SHORT TASK:
Give only the number of lines that hold the word "Engineering".

[BEGIN DATA EXCERPTS]

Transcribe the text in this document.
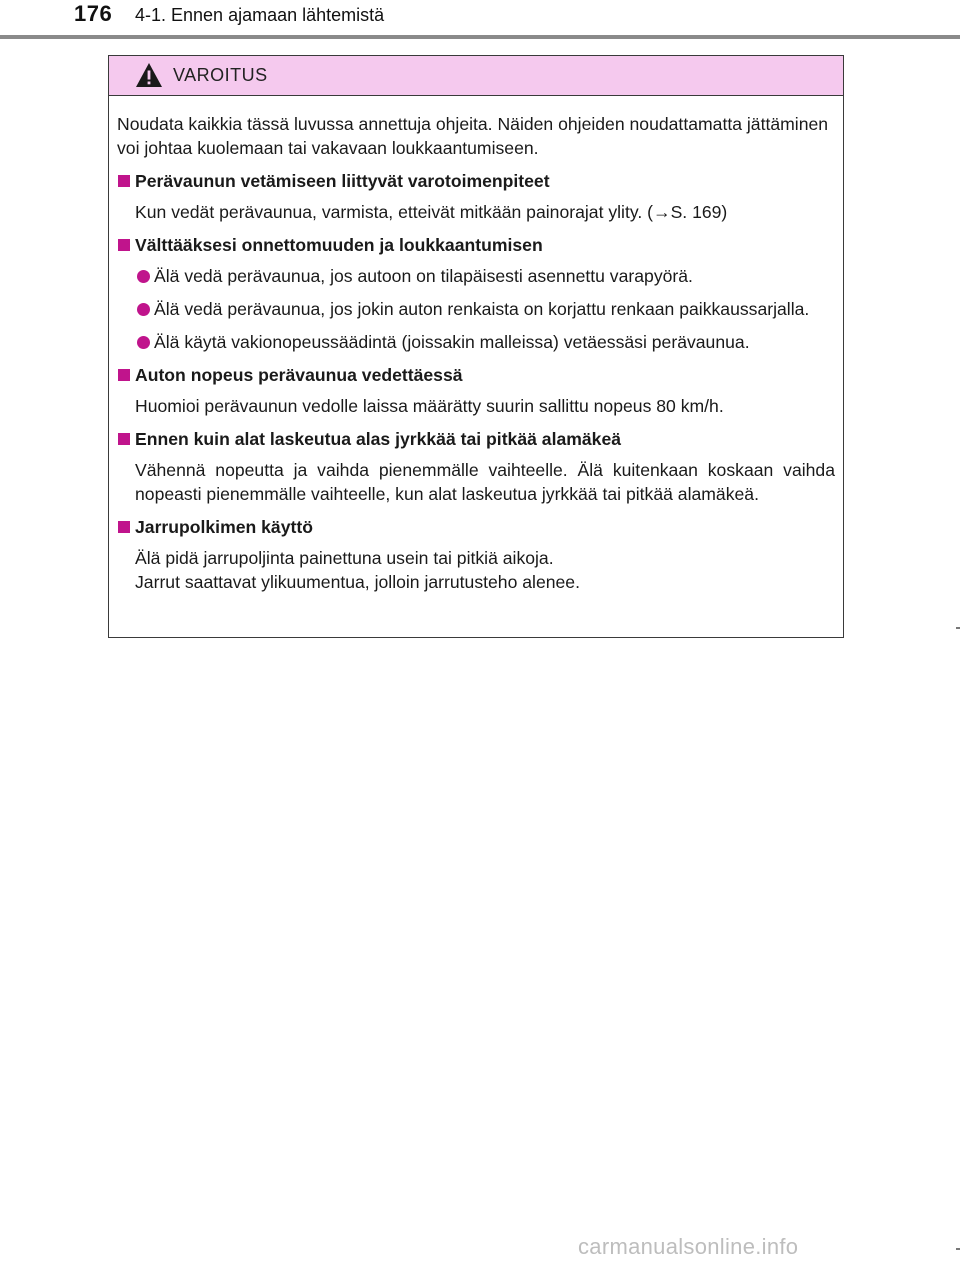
176 4-1. Ennen ajamaan lähtemistä
VAROITUS
Noudata kaikkia tässä luvussa annettuja ohjeita. Näiden ohjeiden noudattamatta jättäminen voi johtaa kuolemaan tai vakavaan loukkaantumiseen.
Perävaunun vetämiseen liittyvät varotoimenpiteet
Kun vedät perävaunua, varmista, etteivät mitkään painorajat ylity. (→S. 169)
Välttääksesi onnettomuuden ja loukkaantumisen
Älä vedä perävaunua, jos autoon on tilapäisesti asennettu varapyörä.
Älä vedä perävaunua, jos jokin auton renkaista on korjattu renkaan paikkaussarjalla.
Älä käytä vakionopeussäädintä (joissakin malleissa) vetäessäsi perävaunua.
Auton nopeus perävaunua vedettäessä
Huomioi perävaunun vedolle laissa määrätty suurin sallittu nopeus 80 km/h.
Ennen kuin alat laskeutua alas jyrkkää tai pitkää alamäkeä
Vähennä nopeutta ja vaihda pienemmälle vaihteelle. Älä kuitenkaan koskaan vaihda nopeasti pienemmälle vaihteelle, kun alat laskeutua jyrkkää tai pitkää alamäkeä.
Jarrupolkimen käyttö
Älä pidä jarrupoljinta painettuna usein tai pitkiä aikoja.
Jarrut saattavat ylikuumentua, jolloin jarrutusteho alenee.
carmanualsonline.info
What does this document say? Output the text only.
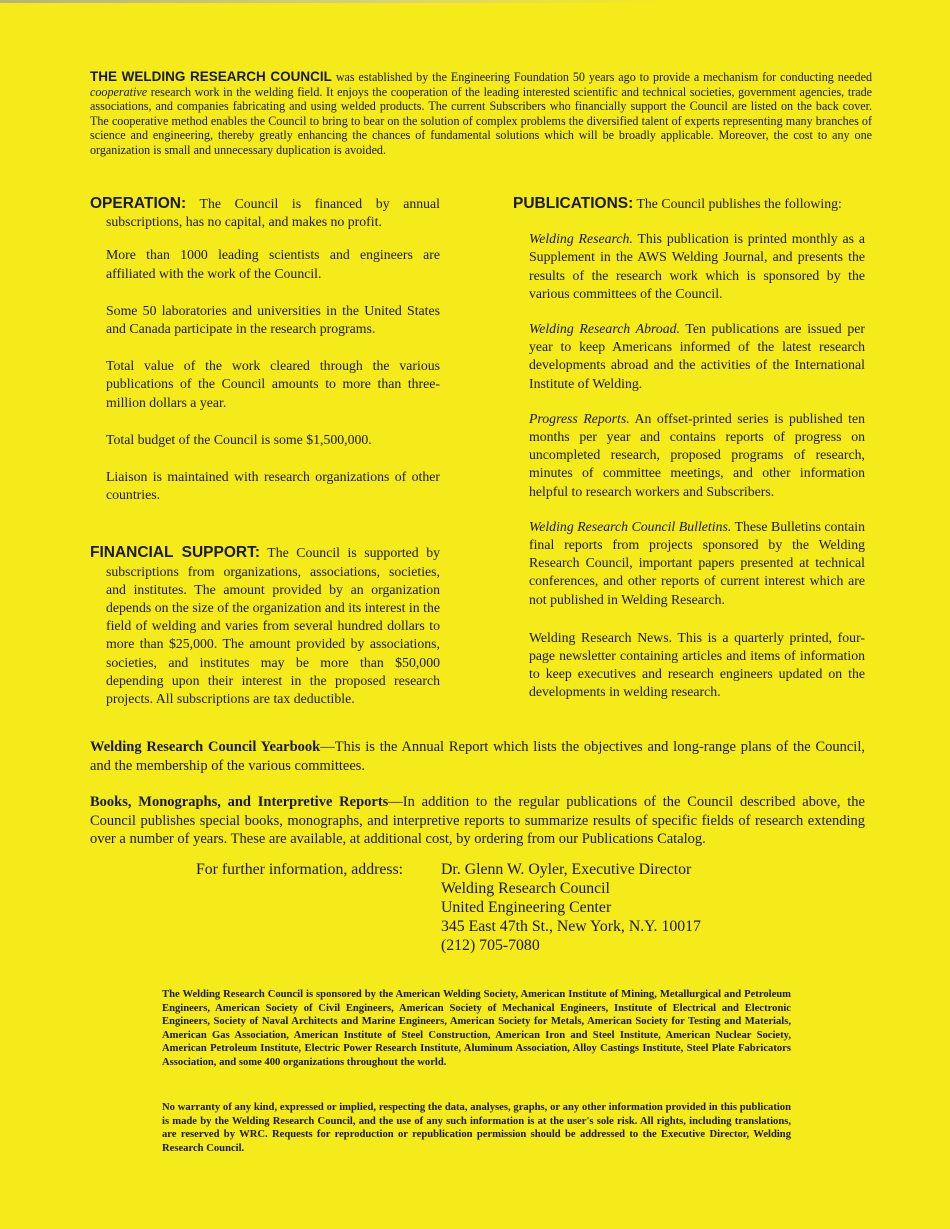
THE WELDING RESEARCH COUNCIL was established by the Engineering Foundation 50 years ago to provide a mechanism for conducting needed cooperative research work in the welding field. It enjoys the cooperation of the leading interested scientific and technical societies, government agencies, trade associations, and companies fabricating and using welded products. The current Subscribers who financially support the Council are listed on the back cover. The cooperative method enables the Council to bring to bear on the solution of complex problems the diversified talent of experts representing many branches of science and engineering, thereby greatly enhancing the chances of fundamental solutions which will be broadly applicable. Moreover, the cost to any one organization is small and unnecessary duplication is avoided.

OPERATION: The Council is financed by annual subscriptions, has no capital, and makes no profit.

More than 1000 leading scientists and engineers are affiliated with the work of the Council.

Some 50 laboratories and universities in the United States and Canada participate in the research programs.

Total value of the work cleared through the various publications of the Council amounts to more than three-million dollars a year.

Total budget of the Council is some $1,500,000.

Liaison is maintained with research organizations of other countries.

FINANCIAL SUPPORT: The Council is supported by subscriptions from organizations, associations, societies, and institutes. The amount provided by an organization depends on the size of the organization and its interest in the field of welding and varies from several hundred dollars to more than $25,000. The amount provided by associations, societies, and institutes may be more than $50,000 depending upon their interest in the proposed research projects. All subscriptions are tax deductible.

PUBLICATIONS: The Council publishes the following:

Welding Research. This publication is printed monthly as a Supplement in the AWS Welding Journal, and presents the results of the research work which is sponsored by the various committees of the Council.

Welding Research Abroad. Ten publications are issued per year to keep Americans informed of the latest research developments abroad and the activities of the International Institute of Welding.

Progress Reports. An offset-printed series is published ten months per year and contains reports of progress on uncompleted research, proposed programs of research, minutes of committee meetings, and other information helpful to research workers and Subscribers.

Welding Research Council Bulletins. These Bulletins contain final reports from projects sponsored by the Welding Research Council, important papers presented at technical conferences, and other reports of current interest which are not published in Welding Research.

Welding Research News. This is a quarterly printed, four-page newsletter containing articles and items of information to keep executives and research engineers updated on the developments in welding research.

Welding Research Council Yearbook—This is the Annual Report which lists the objectives and long-range plans of the Council, and the membership of the various committees.

Books, Monographs, and Interpretive Reports—In addition to the regular publications of the Council described above, the Council publishes special books, monographs, and interpretive reports to summarize results of specific fields of research extending over a number of years. These are available, at additional cost, by ordering from our Publications Catalog.

For further information, address: Dr. Glenn W. Oyler, Executive Director
Welding Research Council
United Engineering Center
345 East 47th St., New York, N.Y. 10017
(212) 705-7080

The Welding Research Council is sponsored by the American Welding Society, American Institute of Mining, Metallurgical and Petroleum Engineers, American Society of Civil Engineers, American Society of Mechanical Engineers, Institute of Electrical and Electronic Engineers, Society of Naval Architects and Marine Engineers, American Society for Metals, American Society for Testing and Materials, American Gas Association, American Institute of Steel Construction, American Iron and Steel Institute, American Nuclear Society, American Petroleum Institute, Electric Power Research Institute, Aluminum Association, Alloy Castings Institute, Steel Plate Fabricators Association, and some 400 organizations throughout the world.

No warranty of any kind, expressed or implied, respecting the data, analyses, graphs, or any other information provided in this publication is made by the Welding Research Council, and the use of any such information is at the user's sole risk. All rights, including translations, are reserved by WRC. Requests for reproduction or republication permission should be addressed to the Executive Director, Welding Research Council.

[END DATA EXCERPTS]

REPLY TO THE TASK:
2